* WHAT THIS TASK INVOLVES
Below are the entries; count the lines in them that contain the word "style" and give only the number.

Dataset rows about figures
· · · · ·
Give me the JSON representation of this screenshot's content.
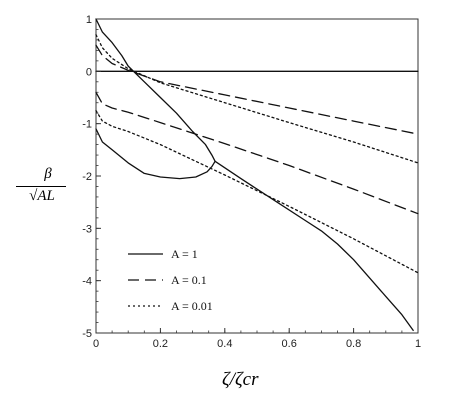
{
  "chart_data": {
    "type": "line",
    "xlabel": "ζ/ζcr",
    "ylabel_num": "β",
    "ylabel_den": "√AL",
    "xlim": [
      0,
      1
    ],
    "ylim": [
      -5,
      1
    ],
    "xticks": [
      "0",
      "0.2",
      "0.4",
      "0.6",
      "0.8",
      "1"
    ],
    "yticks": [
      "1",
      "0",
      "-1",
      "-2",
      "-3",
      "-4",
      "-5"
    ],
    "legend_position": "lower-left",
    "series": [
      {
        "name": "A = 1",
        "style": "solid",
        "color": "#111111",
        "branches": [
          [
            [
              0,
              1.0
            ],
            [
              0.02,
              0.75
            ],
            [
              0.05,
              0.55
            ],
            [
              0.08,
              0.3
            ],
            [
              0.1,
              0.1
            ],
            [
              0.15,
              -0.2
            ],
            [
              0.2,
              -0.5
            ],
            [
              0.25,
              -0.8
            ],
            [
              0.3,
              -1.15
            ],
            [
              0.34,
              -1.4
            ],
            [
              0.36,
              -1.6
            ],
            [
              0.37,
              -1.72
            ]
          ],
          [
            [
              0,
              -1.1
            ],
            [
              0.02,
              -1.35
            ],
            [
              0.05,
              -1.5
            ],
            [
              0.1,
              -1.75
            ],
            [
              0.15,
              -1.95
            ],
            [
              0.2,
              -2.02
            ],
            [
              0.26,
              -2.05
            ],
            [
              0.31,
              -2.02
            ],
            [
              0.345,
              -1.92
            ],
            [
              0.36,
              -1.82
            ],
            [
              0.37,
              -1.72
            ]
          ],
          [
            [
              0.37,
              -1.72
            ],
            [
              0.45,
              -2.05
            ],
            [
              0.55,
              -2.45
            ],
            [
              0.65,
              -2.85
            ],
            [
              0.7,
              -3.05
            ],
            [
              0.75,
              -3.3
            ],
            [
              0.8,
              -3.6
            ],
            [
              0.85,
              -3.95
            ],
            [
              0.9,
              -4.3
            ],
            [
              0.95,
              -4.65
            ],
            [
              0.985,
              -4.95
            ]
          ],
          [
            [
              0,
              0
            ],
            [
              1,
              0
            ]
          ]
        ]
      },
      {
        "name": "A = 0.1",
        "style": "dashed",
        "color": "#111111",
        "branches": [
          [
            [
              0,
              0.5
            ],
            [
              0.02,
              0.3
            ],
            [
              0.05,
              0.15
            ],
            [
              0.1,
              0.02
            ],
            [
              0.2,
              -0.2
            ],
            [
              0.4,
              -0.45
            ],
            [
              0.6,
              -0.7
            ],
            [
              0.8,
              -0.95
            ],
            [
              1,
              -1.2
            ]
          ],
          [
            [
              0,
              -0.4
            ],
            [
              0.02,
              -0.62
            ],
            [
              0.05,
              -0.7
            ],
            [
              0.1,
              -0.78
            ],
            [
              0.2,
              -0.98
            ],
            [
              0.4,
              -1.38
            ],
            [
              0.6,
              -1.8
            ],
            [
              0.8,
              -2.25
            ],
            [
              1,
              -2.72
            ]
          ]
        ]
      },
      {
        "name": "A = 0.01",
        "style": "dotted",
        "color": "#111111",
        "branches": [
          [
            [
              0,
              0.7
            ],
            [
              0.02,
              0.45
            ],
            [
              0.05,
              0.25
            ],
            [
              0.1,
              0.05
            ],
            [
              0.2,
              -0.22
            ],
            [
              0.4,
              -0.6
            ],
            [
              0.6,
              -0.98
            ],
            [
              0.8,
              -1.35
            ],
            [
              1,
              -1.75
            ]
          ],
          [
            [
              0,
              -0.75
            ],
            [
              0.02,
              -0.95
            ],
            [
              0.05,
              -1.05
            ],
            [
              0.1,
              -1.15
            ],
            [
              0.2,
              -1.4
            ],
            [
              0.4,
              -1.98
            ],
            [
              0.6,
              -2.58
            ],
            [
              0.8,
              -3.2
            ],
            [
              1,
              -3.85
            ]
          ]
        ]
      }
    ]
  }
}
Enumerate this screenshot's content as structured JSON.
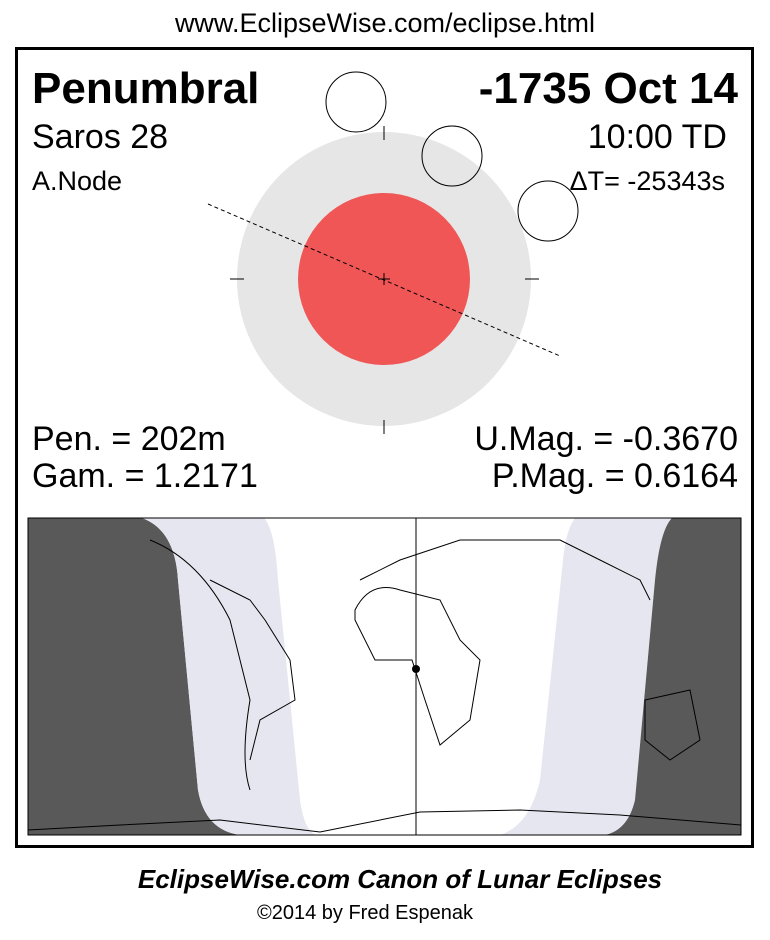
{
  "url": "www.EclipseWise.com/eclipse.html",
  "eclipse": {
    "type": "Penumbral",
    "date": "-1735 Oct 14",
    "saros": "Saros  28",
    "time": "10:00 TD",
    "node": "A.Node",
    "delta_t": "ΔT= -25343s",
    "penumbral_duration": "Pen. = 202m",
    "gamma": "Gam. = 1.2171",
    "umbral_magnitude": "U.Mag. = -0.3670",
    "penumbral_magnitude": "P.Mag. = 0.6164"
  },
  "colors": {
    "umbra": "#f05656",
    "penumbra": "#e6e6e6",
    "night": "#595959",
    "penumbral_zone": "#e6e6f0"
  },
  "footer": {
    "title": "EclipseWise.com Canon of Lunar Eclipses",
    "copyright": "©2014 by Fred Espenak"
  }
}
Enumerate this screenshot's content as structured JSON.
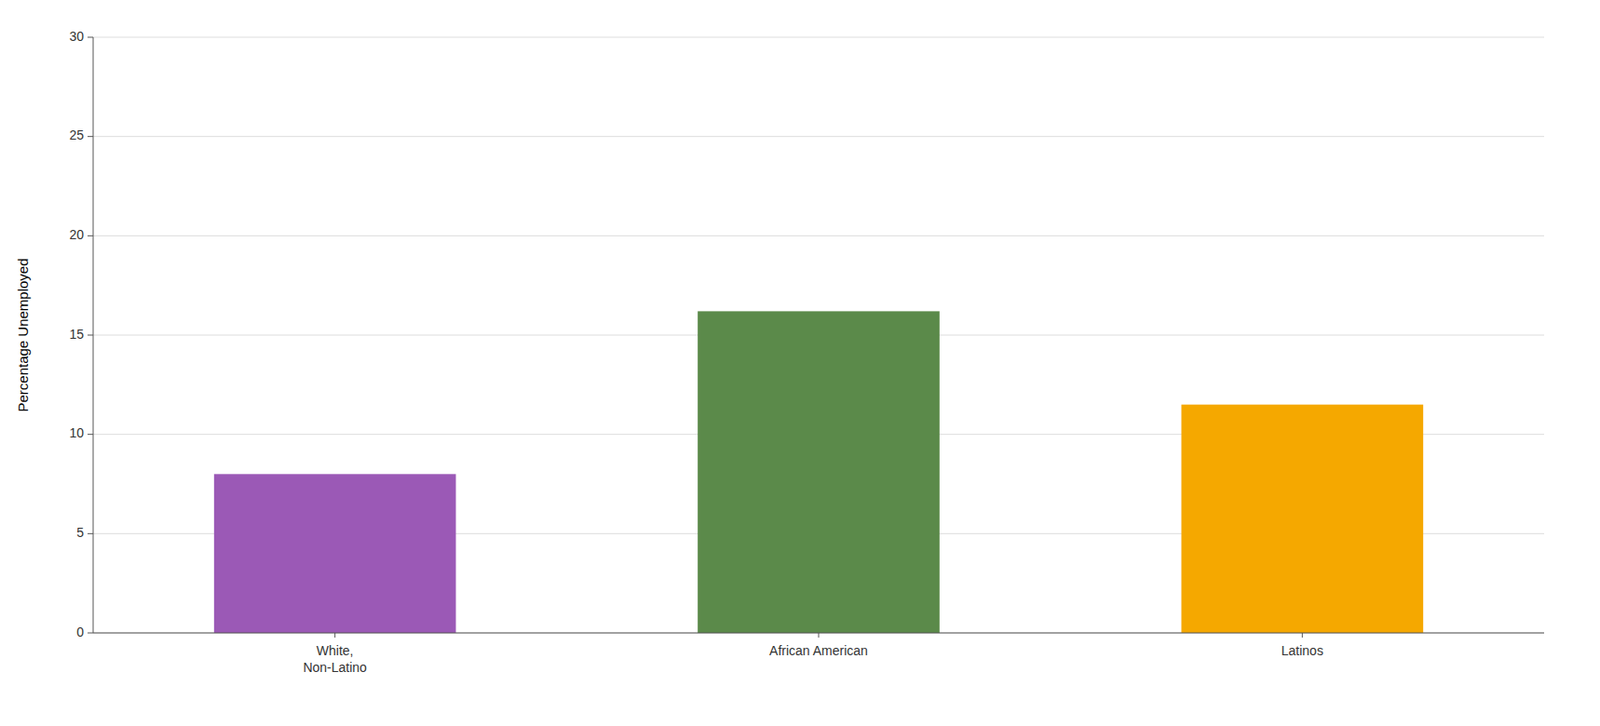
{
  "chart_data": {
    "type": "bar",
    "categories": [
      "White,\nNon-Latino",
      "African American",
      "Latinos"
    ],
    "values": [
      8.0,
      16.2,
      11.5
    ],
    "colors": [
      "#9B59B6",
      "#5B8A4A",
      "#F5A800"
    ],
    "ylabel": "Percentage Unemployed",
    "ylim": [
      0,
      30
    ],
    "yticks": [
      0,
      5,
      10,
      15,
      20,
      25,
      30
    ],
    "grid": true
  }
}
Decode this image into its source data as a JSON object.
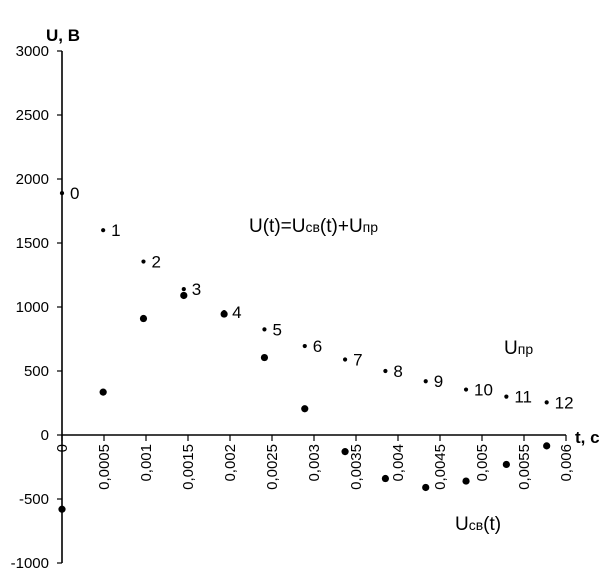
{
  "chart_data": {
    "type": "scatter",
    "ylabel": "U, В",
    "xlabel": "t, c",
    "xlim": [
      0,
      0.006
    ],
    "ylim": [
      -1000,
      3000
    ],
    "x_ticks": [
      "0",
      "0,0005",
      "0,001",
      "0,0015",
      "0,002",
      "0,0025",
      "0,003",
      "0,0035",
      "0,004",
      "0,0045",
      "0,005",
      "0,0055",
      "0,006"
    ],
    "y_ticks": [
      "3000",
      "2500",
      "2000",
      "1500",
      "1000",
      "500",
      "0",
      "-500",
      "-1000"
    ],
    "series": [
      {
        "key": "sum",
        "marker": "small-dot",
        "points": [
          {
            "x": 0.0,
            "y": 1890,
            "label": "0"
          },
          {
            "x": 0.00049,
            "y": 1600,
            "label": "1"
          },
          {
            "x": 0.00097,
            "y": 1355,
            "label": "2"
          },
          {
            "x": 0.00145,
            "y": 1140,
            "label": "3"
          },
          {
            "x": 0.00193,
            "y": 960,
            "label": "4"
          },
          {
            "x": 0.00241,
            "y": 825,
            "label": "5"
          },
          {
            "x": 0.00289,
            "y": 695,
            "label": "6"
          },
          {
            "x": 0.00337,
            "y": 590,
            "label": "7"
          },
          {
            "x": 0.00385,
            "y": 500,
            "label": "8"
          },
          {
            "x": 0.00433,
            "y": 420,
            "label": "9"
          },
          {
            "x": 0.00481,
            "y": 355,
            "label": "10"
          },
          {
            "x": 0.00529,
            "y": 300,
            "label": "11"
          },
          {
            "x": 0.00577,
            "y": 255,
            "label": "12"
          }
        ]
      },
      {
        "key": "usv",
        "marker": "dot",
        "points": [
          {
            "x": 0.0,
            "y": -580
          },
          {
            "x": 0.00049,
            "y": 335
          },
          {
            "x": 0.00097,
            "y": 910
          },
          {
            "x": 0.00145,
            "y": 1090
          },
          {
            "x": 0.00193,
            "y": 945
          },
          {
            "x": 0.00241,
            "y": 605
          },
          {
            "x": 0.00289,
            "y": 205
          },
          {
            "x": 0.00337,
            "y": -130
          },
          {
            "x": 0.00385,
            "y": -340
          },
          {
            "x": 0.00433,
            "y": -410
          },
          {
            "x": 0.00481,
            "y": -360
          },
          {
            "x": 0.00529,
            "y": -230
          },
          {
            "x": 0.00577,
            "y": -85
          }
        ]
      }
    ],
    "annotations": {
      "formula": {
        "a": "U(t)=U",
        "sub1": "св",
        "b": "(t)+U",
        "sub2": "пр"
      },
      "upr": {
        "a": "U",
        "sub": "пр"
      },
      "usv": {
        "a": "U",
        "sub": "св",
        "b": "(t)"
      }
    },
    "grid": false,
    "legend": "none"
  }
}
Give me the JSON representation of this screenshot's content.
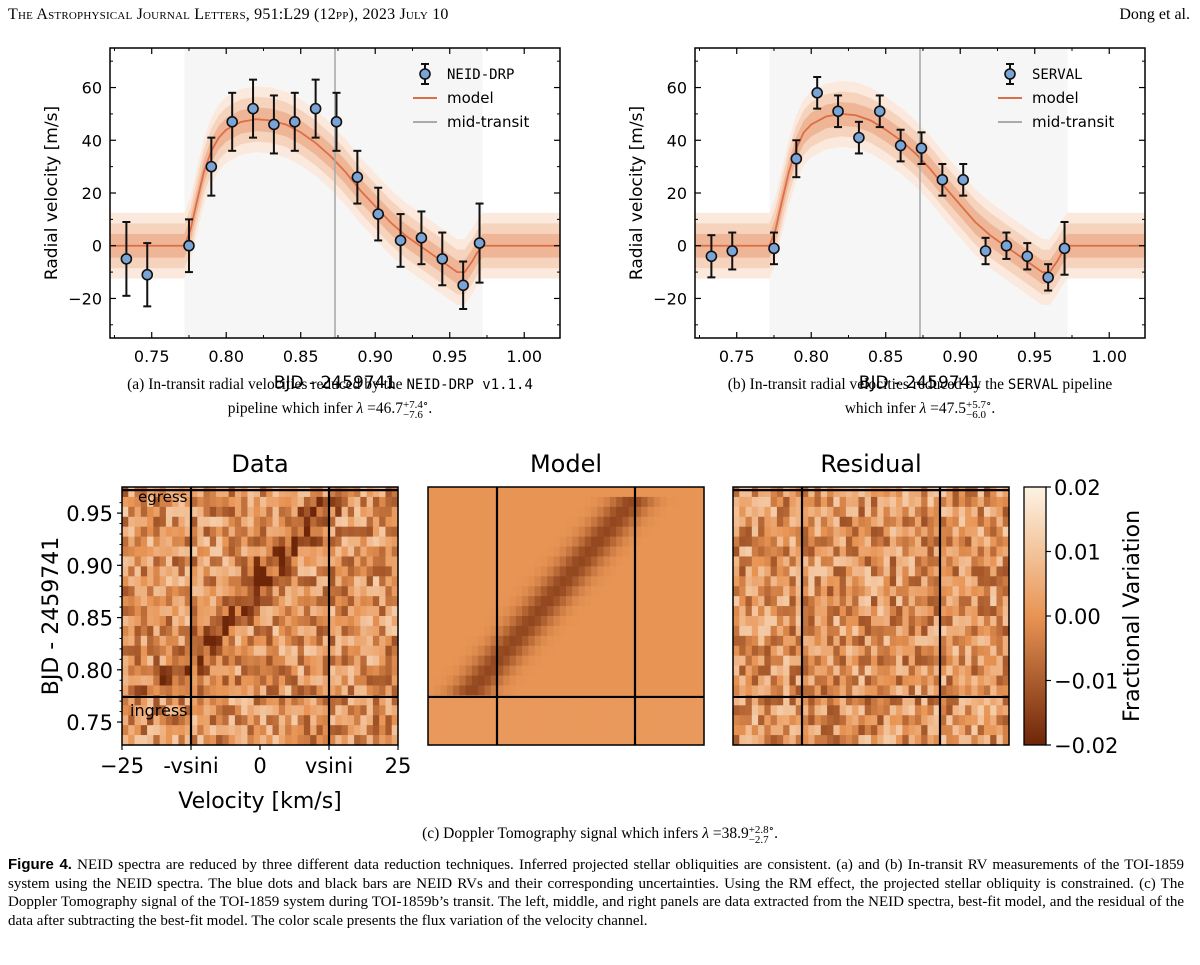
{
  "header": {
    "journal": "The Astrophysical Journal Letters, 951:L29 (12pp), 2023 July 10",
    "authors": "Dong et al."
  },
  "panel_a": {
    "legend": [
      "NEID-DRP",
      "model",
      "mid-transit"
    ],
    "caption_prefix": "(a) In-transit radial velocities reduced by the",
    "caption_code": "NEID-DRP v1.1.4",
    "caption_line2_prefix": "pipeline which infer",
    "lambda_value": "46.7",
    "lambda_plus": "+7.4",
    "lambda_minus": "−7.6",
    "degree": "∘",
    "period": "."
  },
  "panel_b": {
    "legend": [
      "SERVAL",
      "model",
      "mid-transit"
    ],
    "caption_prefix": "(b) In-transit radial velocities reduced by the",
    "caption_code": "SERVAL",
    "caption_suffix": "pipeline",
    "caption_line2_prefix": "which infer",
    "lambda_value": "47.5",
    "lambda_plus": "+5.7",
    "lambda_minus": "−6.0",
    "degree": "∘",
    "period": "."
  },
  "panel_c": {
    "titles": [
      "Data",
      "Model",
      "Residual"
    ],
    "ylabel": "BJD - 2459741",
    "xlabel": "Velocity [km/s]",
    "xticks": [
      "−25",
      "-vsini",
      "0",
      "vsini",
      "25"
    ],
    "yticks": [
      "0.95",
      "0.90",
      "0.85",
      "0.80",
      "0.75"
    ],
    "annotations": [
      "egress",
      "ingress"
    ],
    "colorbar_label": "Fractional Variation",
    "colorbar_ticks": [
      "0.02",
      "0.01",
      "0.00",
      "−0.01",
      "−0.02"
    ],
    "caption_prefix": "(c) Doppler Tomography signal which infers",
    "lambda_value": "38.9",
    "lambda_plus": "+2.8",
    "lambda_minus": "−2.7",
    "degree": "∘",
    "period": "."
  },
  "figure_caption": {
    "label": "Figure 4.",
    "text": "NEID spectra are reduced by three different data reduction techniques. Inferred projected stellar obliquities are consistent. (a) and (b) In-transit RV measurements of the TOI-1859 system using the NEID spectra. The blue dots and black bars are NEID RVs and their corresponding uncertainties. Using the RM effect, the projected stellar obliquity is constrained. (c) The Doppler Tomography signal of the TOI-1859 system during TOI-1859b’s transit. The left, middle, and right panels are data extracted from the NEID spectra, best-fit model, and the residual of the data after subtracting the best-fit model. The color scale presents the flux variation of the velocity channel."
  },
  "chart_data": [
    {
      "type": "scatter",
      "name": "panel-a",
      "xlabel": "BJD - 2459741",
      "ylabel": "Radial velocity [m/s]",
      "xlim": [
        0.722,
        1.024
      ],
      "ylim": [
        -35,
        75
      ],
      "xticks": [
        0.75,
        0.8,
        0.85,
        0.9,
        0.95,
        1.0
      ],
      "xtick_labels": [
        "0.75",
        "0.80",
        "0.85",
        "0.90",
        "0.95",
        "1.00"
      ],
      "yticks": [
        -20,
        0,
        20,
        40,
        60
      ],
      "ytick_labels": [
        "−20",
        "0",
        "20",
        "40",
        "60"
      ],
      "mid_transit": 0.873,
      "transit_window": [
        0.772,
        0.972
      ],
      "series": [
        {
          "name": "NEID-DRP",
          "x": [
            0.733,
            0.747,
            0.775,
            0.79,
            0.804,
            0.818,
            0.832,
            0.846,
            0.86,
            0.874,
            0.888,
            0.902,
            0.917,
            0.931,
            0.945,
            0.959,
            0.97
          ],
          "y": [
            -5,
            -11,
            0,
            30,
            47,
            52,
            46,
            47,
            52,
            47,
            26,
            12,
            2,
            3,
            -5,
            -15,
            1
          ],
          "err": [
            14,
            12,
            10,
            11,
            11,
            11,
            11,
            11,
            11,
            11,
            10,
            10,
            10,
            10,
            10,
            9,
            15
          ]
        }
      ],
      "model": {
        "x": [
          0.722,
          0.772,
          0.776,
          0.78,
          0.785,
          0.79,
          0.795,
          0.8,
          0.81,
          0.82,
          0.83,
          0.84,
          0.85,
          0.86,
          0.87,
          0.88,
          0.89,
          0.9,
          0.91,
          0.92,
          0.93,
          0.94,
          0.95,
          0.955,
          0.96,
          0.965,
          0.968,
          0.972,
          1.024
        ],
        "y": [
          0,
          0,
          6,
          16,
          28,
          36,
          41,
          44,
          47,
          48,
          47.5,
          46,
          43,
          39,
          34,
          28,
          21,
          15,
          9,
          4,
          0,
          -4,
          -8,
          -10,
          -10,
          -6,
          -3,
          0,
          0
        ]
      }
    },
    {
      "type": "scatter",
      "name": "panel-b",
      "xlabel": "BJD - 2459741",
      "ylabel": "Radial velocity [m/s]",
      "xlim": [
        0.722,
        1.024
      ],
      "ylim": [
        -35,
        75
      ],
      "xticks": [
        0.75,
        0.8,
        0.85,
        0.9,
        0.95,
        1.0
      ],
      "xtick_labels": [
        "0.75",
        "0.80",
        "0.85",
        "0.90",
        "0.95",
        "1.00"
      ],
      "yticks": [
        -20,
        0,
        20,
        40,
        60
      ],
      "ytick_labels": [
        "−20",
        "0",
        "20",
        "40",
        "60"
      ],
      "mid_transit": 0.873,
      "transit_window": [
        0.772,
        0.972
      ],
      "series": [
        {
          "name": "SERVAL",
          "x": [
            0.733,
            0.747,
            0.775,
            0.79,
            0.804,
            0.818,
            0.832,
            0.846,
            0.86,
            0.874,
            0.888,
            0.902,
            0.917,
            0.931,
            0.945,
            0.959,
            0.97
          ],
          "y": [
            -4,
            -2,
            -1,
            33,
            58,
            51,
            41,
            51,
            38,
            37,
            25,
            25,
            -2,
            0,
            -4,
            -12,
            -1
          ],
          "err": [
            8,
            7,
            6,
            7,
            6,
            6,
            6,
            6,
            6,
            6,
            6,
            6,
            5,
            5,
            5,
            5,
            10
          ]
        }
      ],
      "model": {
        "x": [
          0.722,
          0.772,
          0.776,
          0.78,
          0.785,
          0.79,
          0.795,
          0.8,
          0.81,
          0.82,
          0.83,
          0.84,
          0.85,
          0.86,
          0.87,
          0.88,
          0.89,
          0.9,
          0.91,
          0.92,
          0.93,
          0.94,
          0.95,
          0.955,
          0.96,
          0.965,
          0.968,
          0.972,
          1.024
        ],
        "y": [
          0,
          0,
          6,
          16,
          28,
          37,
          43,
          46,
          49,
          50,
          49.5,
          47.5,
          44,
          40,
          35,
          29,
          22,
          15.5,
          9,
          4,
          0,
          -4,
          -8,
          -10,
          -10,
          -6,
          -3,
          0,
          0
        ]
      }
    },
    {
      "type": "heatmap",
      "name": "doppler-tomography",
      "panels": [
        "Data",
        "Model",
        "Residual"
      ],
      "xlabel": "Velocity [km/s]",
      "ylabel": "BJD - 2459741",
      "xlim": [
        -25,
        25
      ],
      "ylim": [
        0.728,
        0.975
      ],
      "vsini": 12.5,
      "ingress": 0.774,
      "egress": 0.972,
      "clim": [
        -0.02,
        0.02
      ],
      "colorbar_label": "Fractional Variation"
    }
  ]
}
· · · · ·
* COMPLETED TASK
3